Restate the records in their entirety, word for word.

== Records supplied ==

● ● ●

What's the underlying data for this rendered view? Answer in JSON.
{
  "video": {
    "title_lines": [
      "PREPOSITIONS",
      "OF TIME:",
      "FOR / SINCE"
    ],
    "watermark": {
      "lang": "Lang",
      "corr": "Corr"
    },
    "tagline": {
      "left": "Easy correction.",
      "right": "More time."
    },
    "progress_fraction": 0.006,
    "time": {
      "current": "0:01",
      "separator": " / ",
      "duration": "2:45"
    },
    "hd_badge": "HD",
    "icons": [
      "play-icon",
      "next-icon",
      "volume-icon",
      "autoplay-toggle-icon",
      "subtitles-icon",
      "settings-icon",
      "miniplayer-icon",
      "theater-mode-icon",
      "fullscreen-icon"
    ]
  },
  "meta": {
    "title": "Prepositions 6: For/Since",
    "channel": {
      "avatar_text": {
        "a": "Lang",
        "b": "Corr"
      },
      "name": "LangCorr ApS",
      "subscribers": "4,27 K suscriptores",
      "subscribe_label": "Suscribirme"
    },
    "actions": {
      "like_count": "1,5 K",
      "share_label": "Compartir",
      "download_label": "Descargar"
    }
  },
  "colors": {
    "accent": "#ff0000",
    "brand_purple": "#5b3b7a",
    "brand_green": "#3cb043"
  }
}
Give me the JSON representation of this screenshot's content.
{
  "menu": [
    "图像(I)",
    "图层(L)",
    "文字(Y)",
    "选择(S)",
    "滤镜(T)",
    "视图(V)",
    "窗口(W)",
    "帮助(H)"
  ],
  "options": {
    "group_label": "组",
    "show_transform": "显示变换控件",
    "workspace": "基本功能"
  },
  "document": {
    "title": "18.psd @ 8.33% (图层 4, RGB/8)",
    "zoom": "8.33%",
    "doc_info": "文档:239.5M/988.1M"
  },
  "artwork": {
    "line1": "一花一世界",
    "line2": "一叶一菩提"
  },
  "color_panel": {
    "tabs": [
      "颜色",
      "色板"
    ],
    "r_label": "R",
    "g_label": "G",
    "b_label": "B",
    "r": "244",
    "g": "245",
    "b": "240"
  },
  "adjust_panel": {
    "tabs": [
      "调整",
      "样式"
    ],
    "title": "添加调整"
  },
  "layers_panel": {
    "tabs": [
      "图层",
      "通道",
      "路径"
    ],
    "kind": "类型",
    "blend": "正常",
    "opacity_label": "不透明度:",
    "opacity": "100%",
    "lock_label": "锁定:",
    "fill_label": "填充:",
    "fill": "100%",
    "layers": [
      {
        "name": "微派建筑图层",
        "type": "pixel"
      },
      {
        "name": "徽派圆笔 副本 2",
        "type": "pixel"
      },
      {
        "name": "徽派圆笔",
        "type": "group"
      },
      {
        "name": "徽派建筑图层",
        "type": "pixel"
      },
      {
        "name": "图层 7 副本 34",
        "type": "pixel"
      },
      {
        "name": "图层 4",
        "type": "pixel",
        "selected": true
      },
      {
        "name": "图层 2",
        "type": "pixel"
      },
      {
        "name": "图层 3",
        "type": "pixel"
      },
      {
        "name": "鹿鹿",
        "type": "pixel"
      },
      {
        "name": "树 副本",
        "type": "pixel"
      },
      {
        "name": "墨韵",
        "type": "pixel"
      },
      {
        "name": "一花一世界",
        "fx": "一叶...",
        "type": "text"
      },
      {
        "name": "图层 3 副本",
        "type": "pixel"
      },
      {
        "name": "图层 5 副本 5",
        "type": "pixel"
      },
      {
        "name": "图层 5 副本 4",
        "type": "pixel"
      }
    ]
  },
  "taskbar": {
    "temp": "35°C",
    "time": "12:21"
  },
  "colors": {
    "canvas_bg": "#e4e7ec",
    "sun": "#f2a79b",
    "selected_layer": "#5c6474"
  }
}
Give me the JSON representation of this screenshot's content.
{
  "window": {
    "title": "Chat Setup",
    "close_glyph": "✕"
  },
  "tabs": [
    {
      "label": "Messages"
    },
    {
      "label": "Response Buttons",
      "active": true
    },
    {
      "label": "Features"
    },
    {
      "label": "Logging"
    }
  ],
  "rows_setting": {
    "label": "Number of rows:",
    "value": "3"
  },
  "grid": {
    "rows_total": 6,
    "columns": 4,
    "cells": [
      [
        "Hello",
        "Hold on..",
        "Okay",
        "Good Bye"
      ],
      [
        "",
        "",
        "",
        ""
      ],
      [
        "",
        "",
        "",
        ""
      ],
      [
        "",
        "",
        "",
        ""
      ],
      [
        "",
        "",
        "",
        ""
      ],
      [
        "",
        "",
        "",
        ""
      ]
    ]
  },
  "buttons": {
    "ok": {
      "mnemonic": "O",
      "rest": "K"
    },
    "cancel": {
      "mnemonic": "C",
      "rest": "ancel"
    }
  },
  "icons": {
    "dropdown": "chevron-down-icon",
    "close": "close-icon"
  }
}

● ● ●

== Written solution ==
What's the underlying data for this rendered view? Answer in JSON.
{
  "video": {
    "title_lines": [
      "PREPOSITIONS",
      "OF TIME:",
      "FOR / SINCE"
    ],
    "watermark": {
      "lang": "Lang",
      "corr": "Corr"
    },
    "tagline": {
      "left": "Easy correction.",
      "right": "More time."
    },
    "progress_fraction": 0.006,
    "time": {
      "current": "0:01",
      "separator": " / ",
      "duration": "2:45"
    },
    "hd_badge": "HD",
    "icons": [
      "play-icon",
      "next-icon",
      "volume-icon",
      "autoplay-toggle-icon",
      "subtitles-icon",
      "settings-icon",
      "miniplayer-icon",
      "theater-mode-icon",
      "fullscreen-icon"
    ]
  },
  "meta": {
    "title": "Prepositions 6: For/Since",
    "channel": {
      "avatar_text": {
        "a": "Lang",
        "b": "Corr"
      },
      "name": "LangCorr ApS",
      "subscribers": "4,27 K suscriptores",
      "subscribe_label": "Suscribirme"
    },
    "actions": {
      "like_count": "1,5 K",
      "share_label": "Compartir",
      "download_label": "Descargar"
    }
  },
  "colors": {
    "accent": "#ff0000",
    "brand_purple": "#5b3b7a",
    "brand_green": "#3cb043"
  }
}
Give me the JSON representation of this screenshot's content.
{
  "menu": [
    "图像(I)",
    "图层(L)",
    "文字(Y)",
    "选择(S)",
    "滤镜(T)",
    "视图(V)",
    "窗口(W)",
    "帮助(H)"
  ],
  "options": {
    "group_label": "组",
    "show_transform": "显示变换控件",
    "workspace": "基本功能"
  },
  "document": {
    "title": "18.psd @ 8.33% (图层 4, RGB/8)",
    "zoom": "8.33%",
    "doc_info": "文档:239.5M/988.1M"
  },
  "artwork": {
    "line1": "一花一世界",
    "line2": "一叶一菩提"
  },
  "color_panel": {
    "tabs": [
      "颜色",
      "色板"
    ],
    "r_label": "R",
    "g_label": "G",
    "b_label": "B",
    "r": "244",
    "g": "245",
    "b": "240"
  },
  "adjust_panel": {
    "tabs": [
      "调整",
      "样式"
    ],
    "title": "添加调整"
  },
  "layers_panel": {
    "tabs": [
      "图层",
      "通道",
      "路径"
    ],
    "kind": "类型",
    "blend": "正常",
    "opacity_label": "不透明度:",
    "opacity": "100%",
    "lock_label": "锁定:",
    "fill_label": "填充:",
    "fill": "100%",
    "layers": [
      {
        "name": "微派建筑图层",
        "type": "pixel"
      },
      {
        "name": "徽派圆笔 副本 2",
        "type": "pixel"
      },
      {
        "name": "徽派圆笔",
        "type": "group"
      },
      {
        "name": "徽派建筑图层",
        "type": "pixel"
      },
      {
        "name": "图层 7 副本 34",
        "type": "pixel"
      },
      {
        "name": "图层 4",
        "type": "pixel",
        "selected": true
      },
      {
        "name": "图层 2",
        "type": "pixel"
      },
      {
        "name": "图层 3",
        "type": "pixel"
      },
      {
        "name": "鹿鹿",
        "type": "pixel"
      },
      {
        "name": "树 副本",
        "type": "pixel"
      },
      {
        "name": "墨韵",
        "type": "pixel"
      },
      {
        "name": "一花一世界",
        "fx": "一叶...",
        "type": "text"
      },
      {
        "name": "图层 3 副本",
        "type": "pixel"
      },
      {
        "name": "图层 5 副本 5",
        "type": "pixel"
      },
      {
        "name": "图层 5 副本 4",
        "type": "pixel"
      }
    ]
  },
  "taskbar": {
    "temp": "35°C",
    "time": "12:21"
  },
  "colors": {
    "canvas_bg": "#e4e7ec",
    "sun": "#f2a79b",
    "selected_layer": "#5c6474"
  }
}
Give me the JSON representation of this screenshot's content.
{
  "window": {
    "title": "Chat Setup",
    "close_glyph": "✕"
  },
  "tabs": [
    {
      "label": "Messages"
    },
    {
      "label": "Response Buttons",
      "active": true
    },
    {
      "label": "Features"
    },
    {
      "label": "Logging"
    }
  ],
  "rows_setting": {
    "label": "Number of rows:",
    "value": "3"
  },
  "grid": {
    "rows_total": 6,
    "columns": 4,
    "cells": [
      [
        "Hello",
        "Hold on..",
        "Okay",
        "Good Bye"
      ],
      [
        "",
        "",
        "",
        ""
      ],
      [
        "",
        "",
        "",
        ""
      ],
      [
        "",
        "",
        "",
        ""
      ],
      [
        "",
        "",
        "",
        ""
      ],
      [
        "",
        "",
        "",
        ""
      ]
    ]
  },
  "buttons": {
    "ok": {
      "mnemonic": "O",
      "rest": "K"
    },
    "cancel": {
      "mnemonic": "C",
      "rest": "ancel"
    }
  },
  "icons": {
    "dropdown": "chevron-down-icon",
    "close": "close-icon"
  }
}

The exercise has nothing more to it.